§ **Dataset entries on figures**
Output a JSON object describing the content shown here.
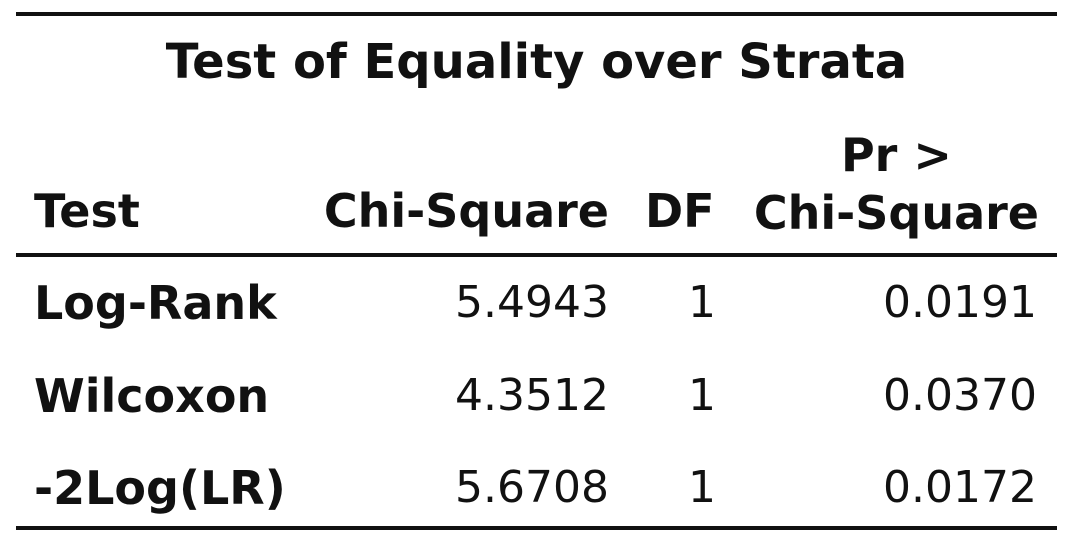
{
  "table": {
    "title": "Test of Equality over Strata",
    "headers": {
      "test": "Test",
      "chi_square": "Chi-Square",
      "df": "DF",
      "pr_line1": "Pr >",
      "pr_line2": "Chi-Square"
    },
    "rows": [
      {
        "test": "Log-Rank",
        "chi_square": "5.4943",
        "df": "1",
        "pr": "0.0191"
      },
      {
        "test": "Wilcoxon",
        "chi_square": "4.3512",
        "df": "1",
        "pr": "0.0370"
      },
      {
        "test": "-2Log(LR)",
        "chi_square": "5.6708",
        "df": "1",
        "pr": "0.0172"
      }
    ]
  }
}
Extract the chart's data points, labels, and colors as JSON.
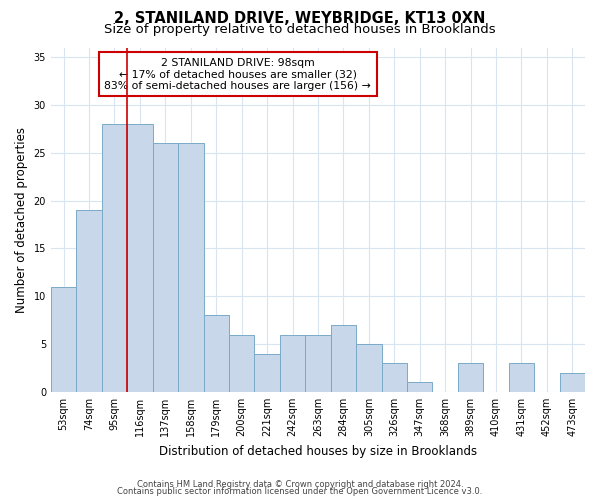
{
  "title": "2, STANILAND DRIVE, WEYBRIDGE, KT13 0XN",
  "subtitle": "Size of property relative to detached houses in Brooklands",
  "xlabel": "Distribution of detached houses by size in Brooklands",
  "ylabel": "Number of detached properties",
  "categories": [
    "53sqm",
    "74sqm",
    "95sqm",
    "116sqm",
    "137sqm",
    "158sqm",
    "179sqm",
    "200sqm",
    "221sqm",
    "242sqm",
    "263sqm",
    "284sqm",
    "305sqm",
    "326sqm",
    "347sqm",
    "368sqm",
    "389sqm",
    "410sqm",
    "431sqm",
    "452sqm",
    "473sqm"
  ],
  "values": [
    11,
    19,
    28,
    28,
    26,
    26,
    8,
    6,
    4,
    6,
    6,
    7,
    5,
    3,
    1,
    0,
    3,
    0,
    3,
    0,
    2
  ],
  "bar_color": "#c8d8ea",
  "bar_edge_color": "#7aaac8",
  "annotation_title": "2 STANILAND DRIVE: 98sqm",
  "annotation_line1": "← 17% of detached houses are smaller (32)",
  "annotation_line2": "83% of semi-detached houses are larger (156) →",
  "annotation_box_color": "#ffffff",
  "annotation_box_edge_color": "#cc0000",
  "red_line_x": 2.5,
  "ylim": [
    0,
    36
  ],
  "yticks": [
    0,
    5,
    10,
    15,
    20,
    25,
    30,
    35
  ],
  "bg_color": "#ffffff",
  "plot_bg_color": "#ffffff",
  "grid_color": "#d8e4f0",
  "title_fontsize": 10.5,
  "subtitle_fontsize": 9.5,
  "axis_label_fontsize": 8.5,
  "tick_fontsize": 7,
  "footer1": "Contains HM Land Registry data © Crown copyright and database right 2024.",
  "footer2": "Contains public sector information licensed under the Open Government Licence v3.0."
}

§ **AIM**
Go over the records above and tally the lines with the word "ffffff" in them. Give the number alone.

§ **CORRECT OUTPUT**
3